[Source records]

—————

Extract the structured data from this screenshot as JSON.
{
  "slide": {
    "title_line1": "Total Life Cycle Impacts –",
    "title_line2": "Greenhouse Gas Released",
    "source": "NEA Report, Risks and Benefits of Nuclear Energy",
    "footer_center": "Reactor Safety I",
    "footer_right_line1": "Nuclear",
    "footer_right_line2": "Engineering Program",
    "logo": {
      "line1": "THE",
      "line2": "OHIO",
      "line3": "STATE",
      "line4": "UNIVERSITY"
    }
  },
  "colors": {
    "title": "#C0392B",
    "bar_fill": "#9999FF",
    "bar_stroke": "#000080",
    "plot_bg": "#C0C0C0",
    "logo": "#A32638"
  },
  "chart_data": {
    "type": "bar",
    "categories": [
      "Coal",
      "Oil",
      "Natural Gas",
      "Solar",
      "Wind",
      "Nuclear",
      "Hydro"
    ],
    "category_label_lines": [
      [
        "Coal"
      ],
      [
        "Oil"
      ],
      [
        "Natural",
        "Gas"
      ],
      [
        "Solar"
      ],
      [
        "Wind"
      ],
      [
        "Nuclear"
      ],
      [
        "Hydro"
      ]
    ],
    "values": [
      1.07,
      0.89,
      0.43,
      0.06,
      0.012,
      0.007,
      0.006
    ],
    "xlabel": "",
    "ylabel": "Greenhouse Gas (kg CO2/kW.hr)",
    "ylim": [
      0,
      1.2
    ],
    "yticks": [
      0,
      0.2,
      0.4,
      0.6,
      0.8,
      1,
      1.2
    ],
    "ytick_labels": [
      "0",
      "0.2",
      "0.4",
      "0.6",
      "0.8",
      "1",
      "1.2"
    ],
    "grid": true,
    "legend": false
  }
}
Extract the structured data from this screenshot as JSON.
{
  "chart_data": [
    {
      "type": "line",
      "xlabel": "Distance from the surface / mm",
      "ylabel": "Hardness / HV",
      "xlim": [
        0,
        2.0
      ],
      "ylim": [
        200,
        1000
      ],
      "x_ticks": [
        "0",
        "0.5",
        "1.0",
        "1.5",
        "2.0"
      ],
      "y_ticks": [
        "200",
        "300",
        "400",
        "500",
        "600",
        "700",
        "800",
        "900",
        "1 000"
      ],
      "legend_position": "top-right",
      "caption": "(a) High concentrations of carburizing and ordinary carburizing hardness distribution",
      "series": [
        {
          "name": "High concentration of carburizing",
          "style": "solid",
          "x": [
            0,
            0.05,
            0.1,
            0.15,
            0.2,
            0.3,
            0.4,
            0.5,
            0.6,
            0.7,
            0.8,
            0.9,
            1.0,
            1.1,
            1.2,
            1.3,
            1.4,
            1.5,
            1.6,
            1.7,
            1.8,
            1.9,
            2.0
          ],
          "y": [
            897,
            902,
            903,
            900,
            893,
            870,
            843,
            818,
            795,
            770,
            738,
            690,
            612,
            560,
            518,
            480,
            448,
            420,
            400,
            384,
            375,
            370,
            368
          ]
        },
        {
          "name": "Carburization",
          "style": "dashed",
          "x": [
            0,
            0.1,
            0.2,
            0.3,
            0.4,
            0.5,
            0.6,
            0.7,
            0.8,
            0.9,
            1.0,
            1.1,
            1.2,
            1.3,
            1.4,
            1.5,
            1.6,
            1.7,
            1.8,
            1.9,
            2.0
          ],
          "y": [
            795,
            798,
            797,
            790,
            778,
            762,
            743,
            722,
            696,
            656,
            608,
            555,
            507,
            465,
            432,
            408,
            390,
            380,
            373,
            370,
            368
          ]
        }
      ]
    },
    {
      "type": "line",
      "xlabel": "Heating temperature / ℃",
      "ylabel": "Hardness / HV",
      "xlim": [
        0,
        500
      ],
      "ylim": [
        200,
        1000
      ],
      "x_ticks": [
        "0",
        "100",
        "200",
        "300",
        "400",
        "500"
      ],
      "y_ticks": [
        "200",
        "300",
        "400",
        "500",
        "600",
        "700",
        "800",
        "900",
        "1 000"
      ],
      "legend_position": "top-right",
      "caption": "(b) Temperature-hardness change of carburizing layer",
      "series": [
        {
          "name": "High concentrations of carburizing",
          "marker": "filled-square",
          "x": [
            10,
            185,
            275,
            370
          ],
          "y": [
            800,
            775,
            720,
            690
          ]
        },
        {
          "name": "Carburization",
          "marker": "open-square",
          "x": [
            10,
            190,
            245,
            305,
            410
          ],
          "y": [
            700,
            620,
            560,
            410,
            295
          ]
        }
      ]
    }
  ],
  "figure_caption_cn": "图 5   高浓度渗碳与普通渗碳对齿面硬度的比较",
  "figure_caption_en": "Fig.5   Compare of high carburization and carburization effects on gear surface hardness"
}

—————

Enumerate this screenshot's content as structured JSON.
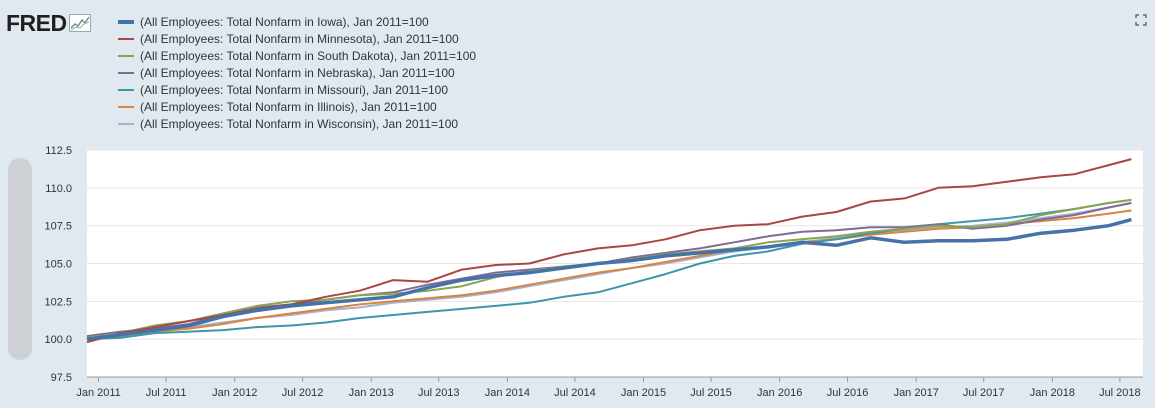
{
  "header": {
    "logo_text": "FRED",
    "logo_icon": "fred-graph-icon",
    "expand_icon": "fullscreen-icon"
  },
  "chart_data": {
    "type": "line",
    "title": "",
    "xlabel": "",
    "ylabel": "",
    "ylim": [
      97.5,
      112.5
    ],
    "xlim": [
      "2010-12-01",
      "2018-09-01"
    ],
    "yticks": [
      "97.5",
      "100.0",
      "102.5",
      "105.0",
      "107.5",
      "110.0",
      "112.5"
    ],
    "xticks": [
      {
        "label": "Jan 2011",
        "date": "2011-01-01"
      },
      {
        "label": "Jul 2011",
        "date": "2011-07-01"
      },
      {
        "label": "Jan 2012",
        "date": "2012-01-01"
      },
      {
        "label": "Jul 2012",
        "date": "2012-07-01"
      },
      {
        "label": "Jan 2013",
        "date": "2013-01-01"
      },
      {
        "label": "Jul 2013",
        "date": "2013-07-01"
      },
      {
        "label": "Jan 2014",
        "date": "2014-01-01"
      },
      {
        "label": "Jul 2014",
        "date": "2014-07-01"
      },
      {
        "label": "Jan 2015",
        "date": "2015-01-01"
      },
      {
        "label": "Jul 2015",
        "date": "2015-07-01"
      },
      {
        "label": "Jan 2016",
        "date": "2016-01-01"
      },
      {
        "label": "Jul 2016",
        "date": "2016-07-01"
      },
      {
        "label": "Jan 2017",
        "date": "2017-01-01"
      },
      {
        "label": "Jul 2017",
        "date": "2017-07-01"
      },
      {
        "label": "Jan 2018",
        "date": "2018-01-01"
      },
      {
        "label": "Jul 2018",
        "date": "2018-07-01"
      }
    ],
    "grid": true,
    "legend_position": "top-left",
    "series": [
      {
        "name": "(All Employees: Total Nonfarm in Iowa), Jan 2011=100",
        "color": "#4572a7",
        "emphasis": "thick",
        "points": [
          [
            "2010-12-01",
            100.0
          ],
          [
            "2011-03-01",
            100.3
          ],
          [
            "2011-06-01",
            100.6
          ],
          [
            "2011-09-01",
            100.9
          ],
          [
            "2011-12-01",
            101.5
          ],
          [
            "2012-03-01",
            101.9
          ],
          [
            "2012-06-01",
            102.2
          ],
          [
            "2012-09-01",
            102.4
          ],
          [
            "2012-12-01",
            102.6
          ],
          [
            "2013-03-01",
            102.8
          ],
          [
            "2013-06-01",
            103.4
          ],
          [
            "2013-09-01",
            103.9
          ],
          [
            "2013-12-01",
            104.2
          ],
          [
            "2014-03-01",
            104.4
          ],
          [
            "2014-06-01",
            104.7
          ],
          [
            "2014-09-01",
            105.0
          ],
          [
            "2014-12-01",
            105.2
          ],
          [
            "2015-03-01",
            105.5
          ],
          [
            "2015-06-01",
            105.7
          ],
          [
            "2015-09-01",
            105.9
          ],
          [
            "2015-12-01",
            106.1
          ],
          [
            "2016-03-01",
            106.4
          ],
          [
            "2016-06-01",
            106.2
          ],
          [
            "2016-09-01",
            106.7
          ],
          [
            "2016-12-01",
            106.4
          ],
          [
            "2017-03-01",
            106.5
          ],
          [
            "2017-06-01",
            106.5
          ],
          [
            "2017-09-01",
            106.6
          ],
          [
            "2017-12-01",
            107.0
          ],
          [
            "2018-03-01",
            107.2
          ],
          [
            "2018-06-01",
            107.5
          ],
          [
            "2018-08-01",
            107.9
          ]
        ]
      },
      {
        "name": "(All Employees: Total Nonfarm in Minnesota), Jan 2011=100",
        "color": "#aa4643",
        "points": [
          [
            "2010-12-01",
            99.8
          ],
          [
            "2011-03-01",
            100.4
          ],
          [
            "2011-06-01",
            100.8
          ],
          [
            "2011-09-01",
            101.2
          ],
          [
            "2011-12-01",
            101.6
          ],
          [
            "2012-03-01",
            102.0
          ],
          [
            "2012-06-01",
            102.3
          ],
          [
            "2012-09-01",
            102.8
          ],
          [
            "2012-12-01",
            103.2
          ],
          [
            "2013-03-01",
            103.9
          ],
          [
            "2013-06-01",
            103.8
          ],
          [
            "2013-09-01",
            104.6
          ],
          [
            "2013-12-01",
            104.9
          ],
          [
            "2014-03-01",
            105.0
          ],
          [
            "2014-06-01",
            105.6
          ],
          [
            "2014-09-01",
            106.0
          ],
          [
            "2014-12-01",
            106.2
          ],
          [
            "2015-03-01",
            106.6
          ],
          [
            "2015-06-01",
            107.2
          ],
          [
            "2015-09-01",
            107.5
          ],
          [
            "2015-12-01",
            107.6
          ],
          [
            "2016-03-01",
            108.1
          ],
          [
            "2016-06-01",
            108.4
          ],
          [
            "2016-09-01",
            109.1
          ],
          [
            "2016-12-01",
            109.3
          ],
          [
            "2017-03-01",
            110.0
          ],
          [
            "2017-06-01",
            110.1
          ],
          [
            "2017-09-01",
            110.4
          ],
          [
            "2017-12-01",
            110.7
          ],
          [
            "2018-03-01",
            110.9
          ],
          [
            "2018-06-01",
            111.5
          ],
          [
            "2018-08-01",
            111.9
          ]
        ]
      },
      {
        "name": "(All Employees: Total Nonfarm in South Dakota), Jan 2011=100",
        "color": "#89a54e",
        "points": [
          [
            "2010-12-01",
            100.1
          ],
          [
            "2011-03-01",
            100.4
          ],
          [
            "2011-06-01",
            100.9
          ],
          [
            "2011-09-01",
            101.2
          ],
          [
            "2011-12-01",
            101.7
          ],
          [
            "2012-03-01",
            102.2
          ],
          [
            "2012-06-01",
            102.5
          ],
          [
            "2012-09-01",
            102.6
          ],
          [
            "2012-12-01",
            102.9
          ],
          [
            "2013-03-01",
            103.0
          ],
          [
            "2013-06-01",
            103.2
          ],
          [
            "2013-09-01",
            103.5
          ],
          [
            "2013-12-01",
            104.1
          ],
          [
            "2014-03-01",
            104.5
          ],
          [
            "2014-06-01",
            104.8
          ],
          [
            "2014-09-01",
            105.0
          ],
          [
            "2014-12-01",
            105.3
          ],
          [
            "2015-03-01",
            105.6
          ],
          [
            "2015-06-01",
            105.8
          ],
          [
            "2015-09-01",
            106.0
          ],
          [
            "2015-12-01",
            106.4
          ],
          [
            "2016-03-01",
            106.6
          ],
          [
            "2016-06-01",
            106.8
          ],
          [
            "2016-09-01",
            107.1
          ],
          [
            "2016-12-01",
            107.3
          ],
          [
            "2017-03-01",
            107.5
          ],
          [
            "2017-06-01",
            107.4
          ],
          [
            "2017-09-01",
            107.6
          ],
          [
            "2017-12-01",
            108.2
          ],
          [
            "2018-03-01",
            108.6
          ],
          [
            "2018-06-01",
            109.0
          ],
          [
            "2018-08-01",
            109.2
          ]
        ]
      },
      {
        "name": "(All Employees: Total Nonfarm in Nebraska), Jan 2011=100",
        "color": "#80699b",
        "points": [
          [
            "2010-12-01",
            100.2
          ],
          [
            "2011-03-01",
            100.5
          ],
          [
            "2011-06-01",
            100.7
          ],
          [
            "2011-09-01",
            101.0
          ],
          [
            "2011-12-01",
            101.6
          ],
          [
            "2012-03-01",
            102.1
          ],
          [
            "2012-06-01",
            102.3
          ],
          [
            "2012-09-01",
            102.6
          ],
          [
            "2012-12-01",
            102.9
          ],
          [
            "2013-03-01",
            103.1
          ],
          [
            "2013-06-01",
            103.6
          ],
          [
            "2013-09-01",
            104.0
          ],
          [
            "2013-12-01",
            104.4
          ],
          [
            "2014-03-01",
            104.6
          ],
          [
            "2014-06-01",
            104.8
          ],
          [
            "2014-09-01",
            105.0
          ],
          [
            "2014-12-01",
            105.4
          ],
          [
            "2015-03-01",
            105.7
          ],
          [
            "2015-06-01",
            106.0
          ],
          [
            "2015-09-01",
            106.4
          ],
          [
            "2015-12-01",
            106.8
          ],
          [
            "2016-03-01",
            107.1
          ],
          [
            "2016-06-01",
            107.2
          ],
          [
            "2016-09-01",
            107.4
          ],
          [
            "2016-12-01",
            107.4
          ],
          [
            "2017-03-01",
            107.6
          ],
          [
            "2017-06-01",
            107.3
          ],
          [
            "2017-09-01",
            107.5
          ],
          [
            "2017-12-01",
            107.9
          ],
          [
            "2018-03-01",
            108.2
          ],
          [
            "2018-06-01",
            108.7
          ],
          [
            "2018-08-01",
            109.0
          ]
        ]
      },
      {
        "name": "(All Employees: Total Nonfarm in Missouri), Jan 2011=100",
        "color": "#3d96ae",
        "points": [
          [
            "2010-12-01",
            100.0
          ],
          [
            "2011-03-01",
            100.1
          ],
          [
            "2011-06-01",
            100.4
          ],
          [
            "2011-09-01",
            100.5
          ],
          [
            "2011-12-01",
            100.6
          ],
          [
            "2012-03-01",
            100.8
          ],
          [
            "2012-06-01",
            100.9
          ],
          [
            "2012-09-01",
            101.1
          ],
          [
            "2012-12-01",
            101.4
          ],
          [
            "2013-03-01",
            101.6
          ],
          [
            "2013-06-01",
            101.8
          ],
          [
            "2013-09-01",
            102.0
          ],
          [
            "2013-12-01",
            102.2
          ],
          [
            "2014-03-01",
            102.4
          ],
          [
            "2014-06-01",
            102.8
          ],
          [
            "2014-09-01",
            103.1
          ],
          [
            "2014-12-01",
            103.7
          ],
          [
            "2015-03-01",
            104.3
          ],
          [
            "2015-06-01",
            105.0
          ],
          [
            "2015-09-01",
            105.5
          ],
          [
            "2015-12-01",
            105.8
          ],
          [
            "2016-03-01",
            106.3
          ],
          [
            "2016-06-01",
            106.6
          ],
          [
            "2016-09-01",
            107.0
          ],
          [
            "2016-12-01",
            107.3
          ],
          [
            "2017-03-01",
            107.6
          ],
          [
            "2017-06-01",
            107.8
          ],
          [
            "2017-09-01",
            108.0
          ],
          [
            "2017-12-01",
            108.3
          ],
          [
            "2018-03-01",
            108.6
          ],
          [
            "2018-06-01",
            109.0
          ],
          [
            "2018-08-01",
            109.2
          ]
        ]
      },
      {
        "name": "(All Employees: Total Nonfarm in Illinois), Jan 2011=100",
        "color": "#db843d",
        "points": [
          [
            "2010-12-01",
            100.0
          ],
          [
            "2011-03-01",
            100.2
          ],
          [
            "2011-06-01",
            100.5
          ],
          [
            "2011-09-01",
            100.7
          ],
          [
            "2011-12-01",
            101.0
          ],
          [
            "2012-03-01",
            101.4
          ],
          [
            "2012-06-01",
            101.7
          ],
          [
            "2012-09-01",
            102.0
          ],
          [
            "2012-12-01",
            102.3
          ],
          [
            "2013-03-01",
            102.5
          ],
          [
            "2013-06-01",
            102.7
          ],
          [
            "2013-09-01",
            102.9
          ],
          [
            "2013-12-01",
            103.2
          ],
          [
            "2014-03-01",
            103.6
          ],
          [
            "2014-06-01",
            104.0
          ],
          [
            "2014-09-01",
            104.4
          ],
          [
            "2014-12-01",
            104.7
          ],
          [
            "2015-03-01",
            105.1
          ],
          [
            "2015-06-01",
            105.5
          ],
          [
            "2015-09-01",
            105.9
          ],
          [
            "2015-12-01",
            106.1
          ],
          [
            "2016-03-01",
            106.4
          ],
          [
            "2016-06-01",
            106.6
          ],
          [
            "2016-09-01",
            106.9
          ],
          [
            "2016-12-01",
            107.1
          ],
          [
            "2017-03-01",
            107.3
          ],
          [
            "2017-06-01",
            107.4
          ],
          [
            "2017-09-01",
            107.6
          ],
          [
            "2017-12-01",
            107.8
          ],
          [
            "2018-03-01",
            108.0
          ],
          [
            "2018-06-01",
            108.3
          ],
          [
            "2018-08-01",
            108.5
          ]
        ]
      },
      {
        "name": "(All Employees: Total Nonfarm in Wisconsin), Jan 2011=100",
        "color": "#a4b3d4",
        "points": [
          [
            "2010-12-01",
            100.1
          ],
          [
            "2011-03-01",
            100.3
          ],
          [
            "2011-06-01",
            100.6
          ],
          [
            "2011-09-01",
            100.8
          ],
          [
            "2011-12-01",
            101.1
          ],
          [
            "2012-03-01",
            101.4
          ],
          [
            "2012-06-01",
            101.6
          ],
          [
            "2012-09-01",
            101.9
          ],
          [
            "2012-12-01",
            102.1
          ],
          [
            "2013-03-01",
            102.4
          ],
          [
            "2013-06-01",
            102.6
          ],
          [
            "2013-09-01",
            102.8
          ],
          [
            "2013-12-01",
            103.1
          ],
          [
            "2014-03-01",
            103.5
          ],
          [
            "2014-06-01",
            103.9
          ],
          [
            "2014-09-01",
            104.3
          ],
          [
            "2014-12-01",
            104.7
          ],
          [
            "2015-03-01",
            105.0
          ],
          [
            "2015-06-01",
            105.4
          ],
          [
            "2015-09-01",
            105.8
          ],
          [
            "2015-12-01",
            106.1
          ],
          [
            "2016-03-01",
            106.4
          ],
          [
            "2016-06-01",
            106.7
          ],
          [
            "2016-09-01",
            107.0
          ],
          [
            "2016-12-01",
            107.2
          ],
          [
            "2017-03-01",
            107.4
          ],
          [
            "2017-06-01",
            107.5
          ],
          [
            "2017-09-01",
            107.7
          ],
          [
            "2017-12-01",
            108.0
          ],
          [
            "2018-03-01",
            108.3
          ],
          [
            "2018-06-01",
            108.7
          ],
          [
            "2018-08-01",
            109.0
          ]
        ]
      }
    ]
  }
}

—————

- What is required -
Gather and copy every line of the data in which the string "square" is found.

- Exercise answer -
          "marker": "filled-square",
          "marker": "open-square",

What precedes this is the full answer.